= Exercise prompt =
Your task is to filter the data below down to the lines holding "size".

= Record set =
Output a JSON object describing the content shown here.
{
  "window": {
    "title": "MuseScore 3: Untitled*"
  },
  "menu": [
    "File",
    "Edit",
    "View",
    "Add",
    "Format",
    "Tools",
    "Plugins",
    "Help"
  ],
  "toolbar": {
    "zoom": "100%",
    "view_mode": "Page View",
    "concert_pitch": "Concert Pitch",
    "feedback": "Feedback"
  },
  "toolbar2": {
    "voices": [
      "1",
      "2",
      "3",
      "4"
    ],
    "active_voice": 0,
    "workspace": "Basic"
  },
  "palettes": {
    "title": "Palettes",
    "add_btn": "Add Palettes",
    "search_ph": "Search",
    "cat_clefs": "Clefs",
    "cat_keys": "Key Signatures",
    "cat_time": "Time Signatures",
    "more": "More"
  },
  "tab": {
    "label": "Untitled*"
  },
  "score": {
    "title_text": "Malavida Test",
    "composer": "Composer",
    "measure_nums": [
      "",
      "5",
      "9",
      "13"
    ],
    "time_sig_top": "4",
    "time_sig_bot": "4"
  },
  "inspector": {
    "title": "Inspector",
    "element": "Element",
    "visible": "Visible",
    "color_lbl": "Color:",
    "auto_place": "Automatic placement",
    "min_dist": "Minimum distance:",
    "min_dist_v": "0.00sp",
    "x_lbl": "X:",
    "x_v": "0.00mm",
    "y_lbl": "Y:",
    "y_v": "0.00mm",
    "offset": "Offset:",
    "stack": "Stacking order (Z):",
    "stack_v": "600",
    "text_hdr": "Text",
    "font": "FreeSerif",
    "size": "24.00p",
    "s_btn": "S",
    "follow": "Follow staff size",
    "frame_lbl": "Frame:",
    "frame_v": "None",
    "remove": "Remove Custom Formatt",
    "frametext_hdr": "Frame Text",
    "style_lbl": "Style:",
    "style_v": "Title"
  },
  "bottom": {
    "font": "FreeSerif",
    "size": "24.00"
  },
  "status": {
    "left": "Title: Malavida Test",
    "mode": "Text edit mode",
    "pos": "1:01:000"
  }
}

= Answer to the task =
    "size": "24.00p",
    "follow": "Follow staff size",
    "size": "24.00"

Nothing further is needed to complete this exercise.